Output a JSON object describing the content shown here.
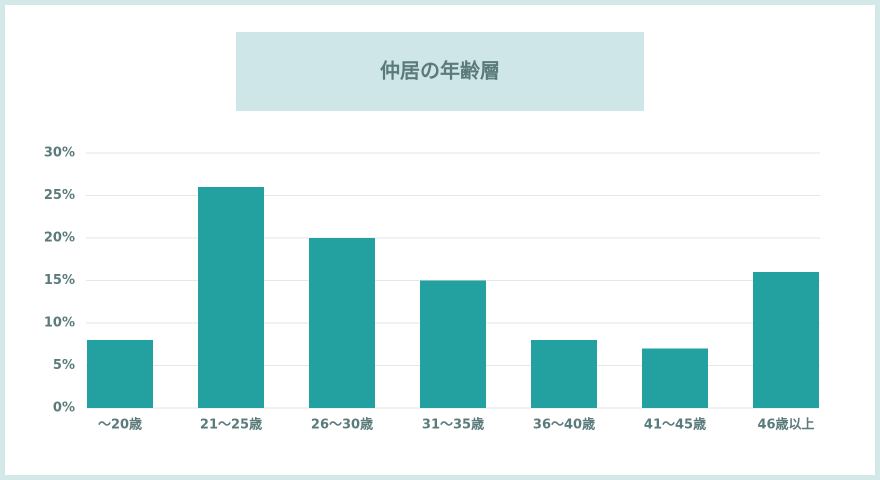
{
  "chart_data": {
    "type": "bar",
    "title": "仲居の年齢層",
    "categories": [
      "～20歳",
      "21～25歳",
      "26～30歳",
      "31～35歳",
      "36～40歳",
      "41～45歳",
      "46歳以上"
    ],
    "values": [
      8,
      26,
      20,
      15,
      8,
      7,
      16
    ],
    "color": "#23a0a0",
    "ylim": [
      0,
      30
    ],
    "yticks": [
      {
        "value": 0,
        "label": "0%"
      },
      {
        "value": 5,
        "label": "5%"
      },
      {
        "value": 10,
        "label": "10%"
      },
      {
        "value": 15,
        "label": "15%"
      },
      {
        "value": 20,
        "label": "20%"
      },
      {
        "value": 25,
        "label": "25%"
      },
      {
        "value": 30,
        "label": "30%"
      }
    ],
    "grid": true
  }
}
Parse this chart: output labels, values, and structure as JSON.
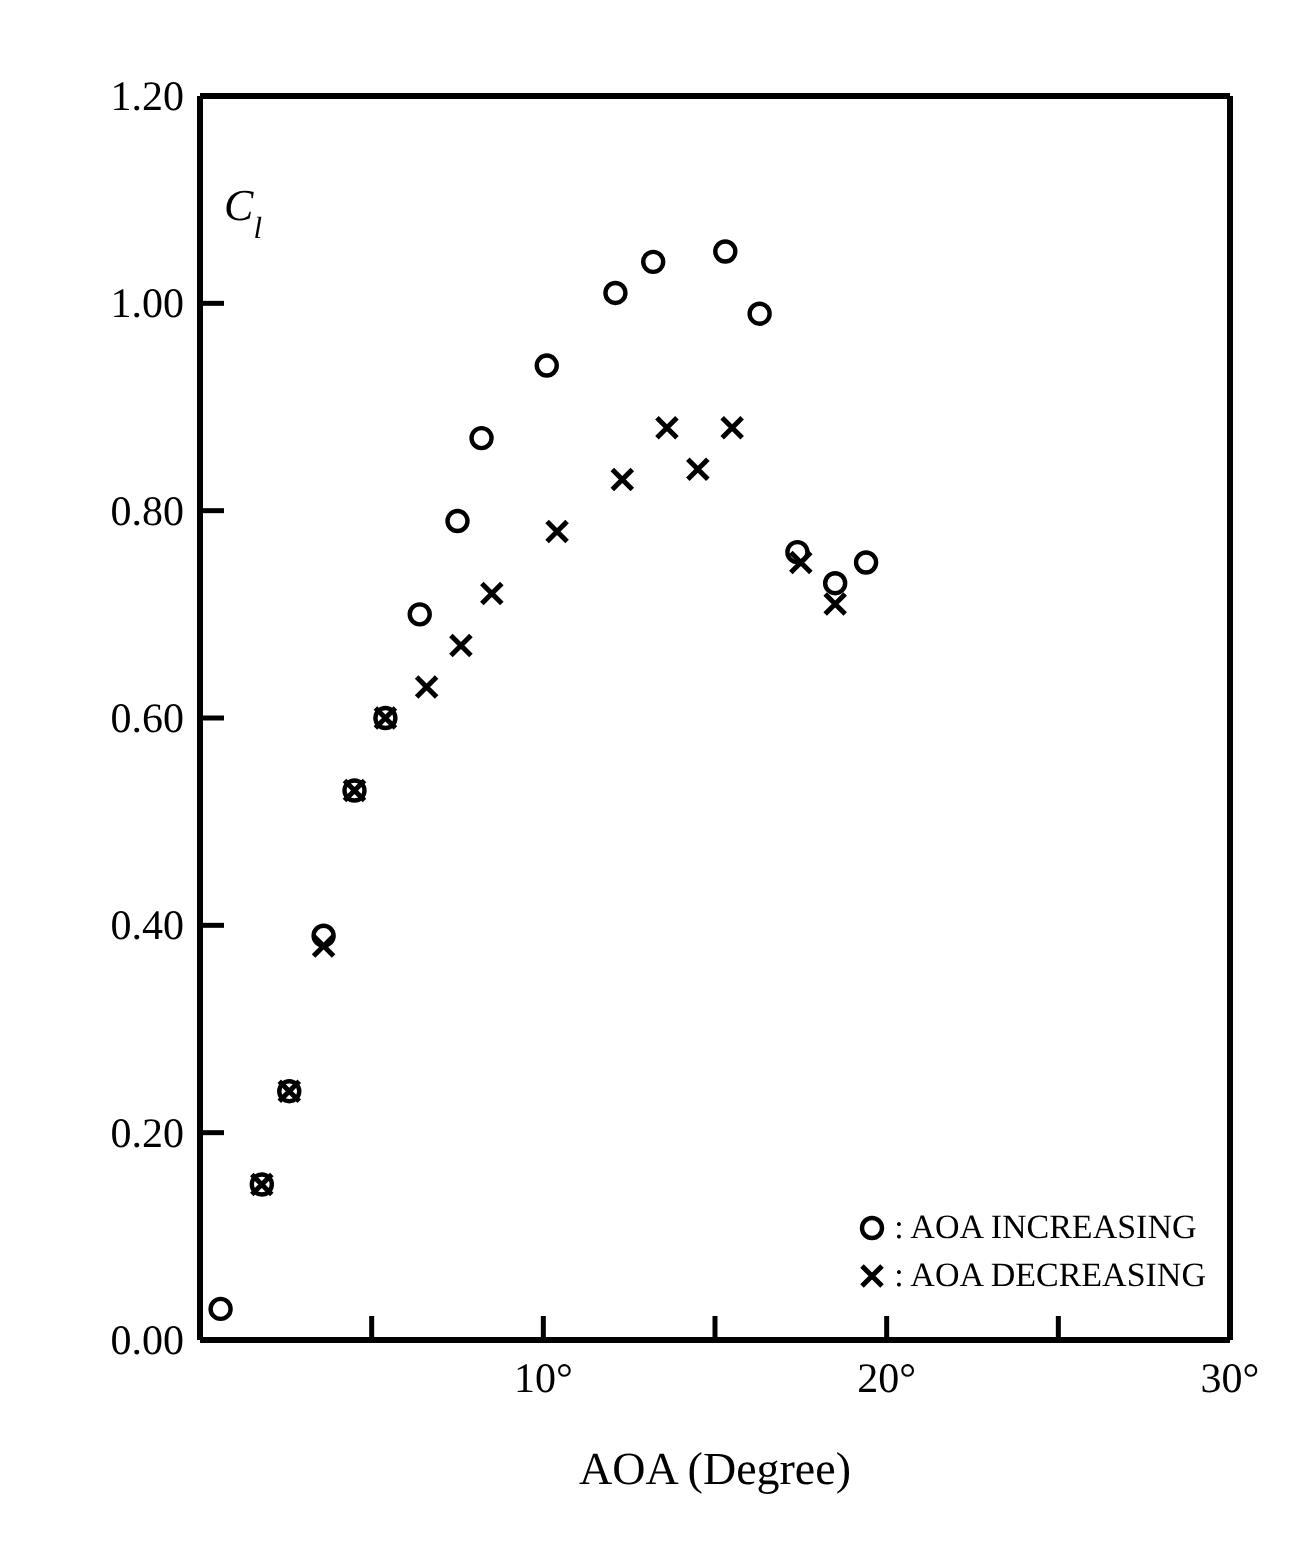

_Written exercise_. Copy out every line from the material above in which the word "values" appears.

_Solution to this task_.
    "values": [
Parse this chart: output labels, values, and structure as JSON.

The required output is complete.